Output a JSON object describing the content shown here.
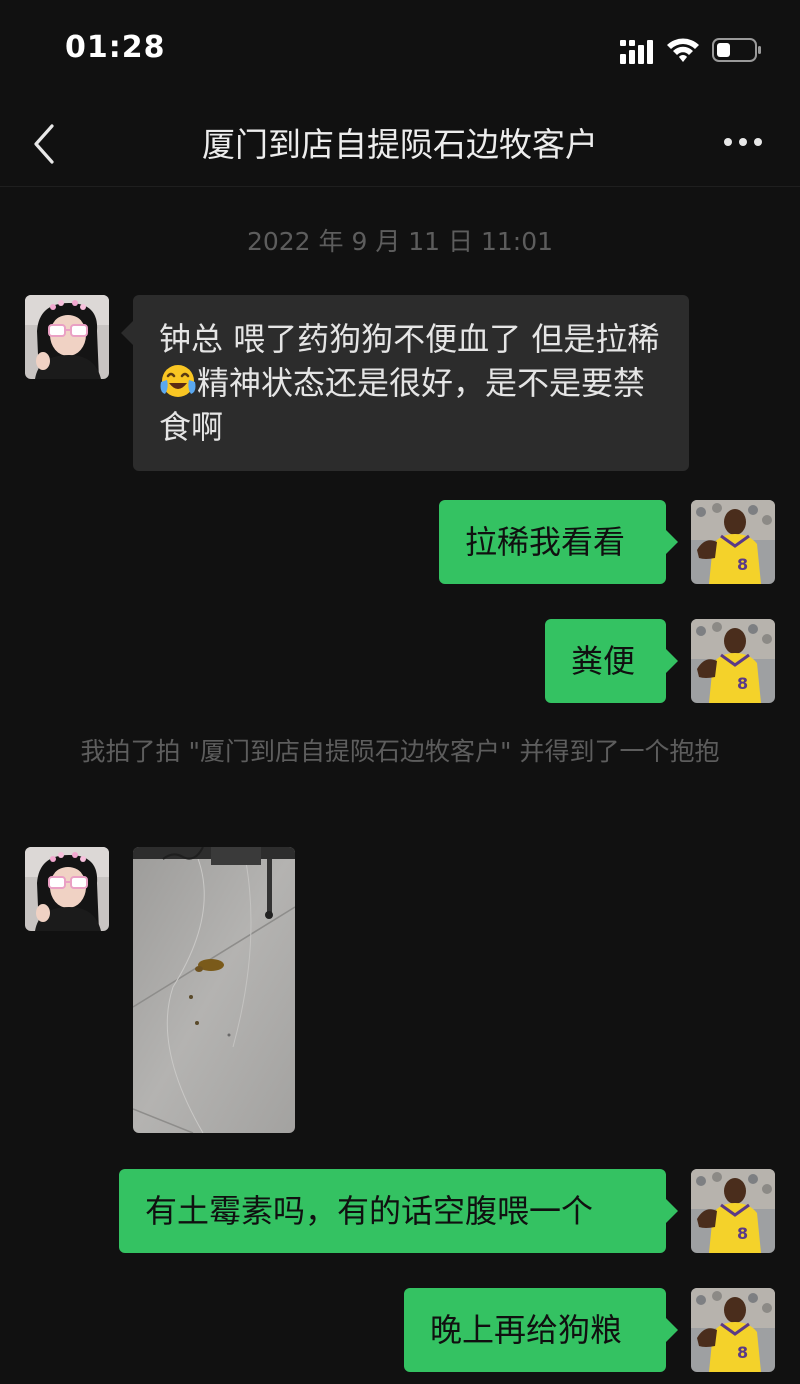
{
  "status_bar": {
    "time": "01:28"
  },
  "header": {
    "title": "厦门到店自提陨石边牧客户"
  },
  "timestamp": "2022 年 9 月 11 日 11:01",
  "system_message": "我拍了拍 \"厦门到店自提陨石边牧客户\" 并得到了一个抱抱",
  "messages": [
    {
      "from": "contact",
      "text_before": "钟总 喂了药狗狗不便血了 但是拉稀",
      "emoji": "crying-laughing",
      "text_after": "精神状态还是很好，是不是要禁食啊"
    },
    {
      "from": "me",
      "text": "拉稀我看看"
    },
    {
      "from": "me",
      "text": "粪便"
    },
    {
      "from": "contact",
      "type": "image"
    },
    {
      "from": "me",
      "text": "有土霉素吗，有的话空腹喂一个"
    },
    {
      "from": "me",
      "text": "晚上再给狗粮"
    }
  ],
  "colors": {
    "background": "#111111",
    "incoming_bubble": "#2c2c2c",
    "outgoing_bubble": "#34c262",
    "system_text": "#5d5d5d"
  }
}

____

● **CHALLENGE**
Drop the pictures and reproduce the rest of the entries above exactly.

● **FINAL ANSWER**
Output a JSON object describing the content shown here.
{
  "status_bar": {
    "time": "01:28"
  },
  "header": {
    "title": "厦门到店自提陨石边牧客户"
  },
  "timestamp": "2022 年 9 月 11 日 11:01",
  "system_message": "我拍了拍 \"厦门到店自提陨石边牧客户\" 并得到了一个抱抱",
  "messages": [
    {
      "from": "contact",
      "text_before": "钟总 喂了药狗狗不便血了 但是拉稀",
      "emoji": "crying-laughing",
      "text_after": "精神状态还是很好，是不是要禁食啊"
    },
    {
      "from": "me",
      "text": "拉稀我看看"
    },
    {
      "from": "me",
      "text": "粪便"
    },
    {
      "from": "contact",
      "type": "image"
    },
    {
      "from": "me",
      "text": "有土霉素吗，有的话空腹喂一个"
    },
    {
      "from": "me",
      "text": "晚上再给狗粮"
    }
  ],
  "colors": {
    "background": "#111111",
    "incoming_bubble": "#2c2c2c",
    "outgoing_bubble": "#34c262",
    "system_text": "#5d5d5d"
  }
}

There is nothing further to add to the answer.